TASK REQUIREMENTS:
Give the number of lines in this listing that contain the word "causer", and nothing else.

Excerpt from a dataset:
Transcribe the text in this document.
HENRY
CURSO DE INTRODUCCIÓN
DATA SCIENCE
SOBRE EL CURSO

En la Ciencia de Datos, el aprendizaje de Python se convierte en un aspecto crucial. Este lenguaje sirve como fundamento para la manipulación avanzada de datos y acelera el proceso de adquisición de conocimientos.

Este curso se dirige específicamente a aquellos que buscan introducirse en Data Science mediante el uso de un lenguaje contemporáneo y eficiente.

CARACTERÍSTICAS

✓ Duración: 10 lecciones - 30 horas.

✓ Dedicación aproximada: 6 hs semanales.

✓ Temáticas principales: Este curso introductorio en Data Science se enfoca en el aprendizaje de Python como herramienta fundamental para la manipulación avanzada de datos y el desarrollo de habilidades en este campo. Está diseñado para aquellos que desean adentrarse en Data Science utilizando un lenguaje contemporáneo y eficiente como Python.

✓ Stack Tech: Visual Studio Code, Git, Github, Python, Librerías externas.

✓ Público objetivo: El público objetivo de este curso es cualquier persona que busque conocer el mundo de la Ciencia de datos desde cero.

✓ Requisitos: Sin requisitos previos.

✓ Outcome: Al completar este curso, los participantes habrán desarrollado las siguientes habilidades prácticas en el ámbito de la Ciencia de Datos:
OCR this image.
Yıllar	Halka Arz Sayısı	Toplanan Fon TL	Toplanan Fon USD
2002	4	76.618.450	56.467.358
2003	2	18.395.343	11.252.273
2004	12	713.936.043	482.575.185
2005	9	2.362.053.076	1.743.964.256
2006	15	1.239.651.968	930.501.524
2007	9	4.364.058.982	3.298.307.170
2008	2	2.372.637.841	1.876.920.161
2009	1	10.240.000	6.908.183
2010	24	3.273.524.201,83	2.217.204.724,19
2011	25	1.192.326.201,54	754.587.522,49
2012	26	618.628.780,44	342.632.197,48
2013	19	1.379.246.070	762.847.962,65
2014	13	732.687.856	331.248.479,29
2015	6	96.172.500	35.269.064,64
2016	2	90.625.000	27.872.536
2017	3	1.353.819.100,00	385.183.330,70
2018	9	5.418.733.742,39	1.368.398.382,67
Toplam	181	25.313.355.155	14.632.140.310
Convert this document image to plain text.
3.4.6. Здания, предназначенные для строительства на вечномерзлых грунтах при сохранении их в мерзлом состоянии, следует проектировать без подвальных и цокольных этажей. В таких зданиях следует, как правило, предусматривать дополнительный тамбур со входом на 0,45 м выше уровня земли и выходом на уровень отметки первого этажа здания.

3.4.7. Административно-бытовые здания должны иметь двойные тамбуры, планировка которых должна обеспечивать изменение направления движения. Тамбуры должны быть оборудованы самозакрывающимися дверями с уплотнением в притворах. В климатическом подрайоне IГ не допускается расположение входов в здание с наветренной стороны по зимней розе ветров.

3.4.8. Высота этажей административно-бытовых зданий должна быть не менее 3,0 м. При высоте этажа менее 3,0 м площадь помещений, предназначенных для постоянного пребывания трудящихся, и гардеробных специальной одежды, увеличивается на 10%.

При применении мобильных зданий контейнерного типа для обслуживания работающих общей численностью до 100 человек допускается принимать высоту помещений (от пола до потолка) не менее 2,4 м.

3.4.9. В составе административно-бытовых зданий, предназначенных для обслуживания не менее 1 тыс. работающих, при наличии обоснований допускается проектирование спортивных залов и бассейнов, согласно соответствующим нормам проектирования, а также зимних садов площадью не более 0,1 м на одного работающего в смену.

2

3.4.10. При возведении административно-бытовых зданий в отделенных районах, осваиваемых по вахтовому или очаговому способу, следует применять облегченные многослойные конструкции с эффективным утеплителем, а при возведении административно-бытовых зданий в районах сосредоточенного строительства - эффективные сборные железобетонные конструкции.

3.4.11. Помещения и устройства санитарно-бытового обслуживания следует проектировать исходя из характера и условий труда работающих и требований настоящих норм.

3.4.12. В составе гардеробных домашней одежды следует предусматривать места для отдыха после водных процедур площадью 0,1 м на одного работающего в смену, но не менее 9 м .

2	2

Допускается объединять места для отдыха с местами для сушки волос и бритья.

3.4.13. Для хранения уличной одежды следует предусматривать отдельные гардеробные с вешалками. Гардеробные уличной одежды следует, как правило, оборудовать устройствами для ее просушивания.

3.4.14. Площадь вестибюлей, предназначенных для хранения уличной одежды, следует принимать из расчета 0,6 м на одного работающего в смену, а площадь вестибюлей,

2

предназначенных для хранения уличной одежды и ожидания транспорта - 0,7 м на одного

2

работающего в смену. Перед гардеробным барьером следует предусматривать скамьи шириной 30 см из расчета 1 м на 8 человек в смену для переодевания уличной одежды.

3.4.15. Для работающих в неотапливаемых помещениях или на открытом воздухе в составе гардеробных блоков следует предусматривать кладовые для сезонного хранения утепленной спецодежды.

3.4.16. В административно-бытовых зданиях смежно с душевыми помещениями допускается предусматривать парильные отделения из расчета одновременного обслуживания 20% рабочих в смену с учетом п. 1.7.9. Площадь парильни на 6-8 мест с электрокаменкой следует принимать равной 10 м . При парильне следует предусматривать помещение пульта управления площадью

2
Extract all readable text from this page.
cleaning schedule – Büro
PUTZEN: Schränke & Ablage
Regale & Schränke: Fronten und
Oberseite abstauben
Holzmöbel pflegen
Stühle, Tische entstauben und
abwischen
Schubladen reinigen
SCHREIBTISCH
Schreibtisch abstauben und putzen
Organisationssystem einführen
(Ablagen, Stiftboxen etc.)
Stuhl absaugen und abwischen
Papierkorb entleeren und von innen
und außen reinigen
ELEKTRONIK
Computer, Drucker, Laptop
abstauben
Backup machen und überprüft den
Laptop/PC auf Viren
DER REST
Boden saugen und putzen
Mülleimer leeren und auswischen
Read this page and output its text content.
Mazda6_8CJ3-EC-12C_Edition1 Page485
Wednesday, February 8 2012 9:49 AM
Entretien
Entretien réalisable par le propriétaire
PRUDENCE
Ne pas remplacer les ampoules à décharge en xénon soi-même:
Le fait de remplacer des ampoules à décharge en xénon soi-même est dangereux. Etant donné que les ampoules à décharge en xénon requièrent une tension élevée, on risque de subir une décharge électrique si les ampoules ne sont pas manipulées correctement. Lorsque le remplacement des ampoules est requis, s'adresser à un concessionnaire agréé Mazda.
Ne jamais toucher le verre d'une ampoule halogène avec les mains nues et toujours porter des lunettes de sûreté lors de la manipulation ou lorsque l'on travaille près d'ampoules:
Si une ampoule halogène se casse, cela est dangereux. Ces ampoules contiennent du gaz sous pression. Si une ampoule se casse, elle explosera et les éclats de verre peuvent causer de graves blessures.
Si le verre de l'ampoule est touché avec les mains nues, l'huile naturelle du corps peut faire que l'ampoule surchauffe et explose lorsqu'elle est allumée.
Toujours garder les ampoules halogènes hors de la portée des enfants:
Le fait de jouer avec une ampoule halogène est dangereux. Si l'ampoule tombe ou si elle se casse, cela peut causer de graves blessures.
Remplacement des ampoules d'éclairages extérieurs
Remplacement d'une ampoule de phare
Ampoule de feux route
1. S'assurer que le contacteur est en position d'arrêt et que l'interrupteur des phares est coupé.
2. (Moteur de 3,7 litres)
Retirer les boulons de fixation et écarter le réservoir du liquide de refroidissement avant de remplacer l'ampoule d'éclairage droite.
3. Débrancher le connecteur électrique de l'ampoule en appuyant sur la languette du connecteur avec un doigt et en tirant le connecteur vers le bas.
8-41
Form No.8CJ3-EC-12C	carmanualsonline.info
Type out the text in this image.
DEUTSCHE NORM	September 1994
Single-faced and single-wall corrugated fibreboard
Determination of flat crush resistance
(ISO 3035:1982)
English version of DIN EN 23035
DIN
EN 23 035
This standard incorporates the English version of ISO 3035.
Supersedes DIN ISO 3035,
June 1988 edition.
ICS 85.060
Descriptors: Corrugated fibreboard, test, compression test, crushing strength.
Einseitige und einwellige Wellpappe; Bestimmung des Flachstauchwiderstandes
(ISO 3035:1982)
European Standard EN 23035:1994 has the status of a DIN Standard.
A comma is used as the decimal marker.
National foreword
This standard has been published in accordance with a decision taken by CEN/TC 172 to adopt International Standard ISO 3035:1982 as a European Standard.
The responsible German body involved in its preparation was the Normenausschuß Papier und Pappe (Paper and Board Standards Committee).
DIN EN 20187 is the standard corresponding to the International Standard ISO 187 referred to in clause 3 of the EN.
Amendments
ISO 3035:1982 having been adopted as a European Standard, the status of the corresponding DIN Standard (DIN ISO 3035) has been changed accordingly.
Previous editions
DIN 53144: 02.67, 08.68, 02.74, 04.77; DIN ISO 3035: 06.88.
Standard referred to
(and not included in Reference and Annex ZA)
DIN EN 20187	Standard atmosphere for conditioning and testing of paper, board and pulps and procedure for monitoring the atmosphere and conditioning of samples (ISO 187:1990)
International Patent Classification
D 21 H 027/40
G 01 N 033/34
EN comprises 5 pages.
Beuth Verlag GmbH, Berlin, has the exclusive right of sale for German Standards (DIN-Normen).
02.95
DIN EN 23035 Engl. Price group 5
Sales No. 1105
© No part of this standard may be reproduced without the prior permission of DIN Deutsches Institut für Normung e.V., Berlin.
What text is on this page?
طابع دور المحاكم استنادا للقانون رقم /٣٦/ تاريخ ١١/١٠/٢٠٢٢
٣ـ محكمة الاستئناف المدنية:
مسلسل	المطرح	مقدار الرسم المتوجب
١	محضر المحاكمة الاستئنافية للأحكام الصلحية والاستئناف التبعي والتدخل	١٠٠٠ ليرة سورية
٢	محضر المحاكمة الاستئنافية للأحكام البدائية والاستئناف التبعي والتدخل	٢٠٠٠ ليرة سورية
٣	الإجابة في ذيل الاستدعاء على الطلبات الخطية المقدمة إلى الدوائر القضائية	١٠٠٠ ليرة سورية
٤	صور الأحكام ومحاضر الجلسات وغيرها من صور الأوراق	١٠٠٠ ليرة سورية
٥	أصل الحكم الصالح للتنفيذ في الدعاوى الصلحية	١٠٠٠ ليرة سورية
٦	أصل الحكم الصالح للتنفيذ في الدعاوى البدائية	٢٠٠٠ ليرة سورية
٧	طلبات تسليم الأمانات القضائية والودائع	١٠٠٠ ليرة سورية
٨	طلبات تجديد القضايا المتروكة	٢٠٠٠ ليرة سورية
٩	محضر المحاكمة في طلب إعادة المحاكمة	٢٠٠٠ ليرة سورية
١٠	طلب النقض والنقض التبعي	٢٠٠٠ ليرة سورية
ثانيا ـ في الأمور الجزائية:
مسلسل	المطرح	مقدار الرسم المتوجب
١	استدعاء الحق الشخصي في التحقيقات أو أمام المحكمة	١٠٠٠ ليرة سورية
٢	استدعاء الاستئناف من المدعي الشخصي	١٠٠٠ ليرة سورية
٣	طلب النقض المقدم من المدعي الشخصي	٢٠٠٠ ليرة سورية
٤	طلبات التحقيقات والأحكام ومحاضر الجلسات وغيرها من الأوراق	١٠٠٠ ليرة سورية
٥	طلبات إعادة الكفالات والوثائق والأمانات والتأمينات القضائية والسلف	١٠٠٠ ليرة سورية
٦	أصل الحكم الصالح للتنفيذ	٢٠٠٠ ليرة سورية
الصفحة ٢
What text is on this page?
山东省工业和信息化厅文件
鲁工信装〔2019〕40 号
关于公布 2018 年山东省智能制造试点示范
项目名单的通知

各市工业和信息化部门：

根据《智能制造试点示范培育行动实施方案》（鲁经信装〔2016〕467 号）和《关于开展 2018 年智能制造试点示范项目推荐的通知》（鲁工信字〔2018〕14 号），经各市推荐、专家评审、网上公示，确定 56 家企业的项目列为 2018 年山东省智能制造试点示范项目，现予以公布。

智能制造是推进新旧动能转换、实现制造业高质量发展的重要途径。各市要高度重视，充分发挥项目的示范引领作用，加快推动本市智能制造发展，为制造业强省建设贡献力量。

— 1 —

REPLY:
2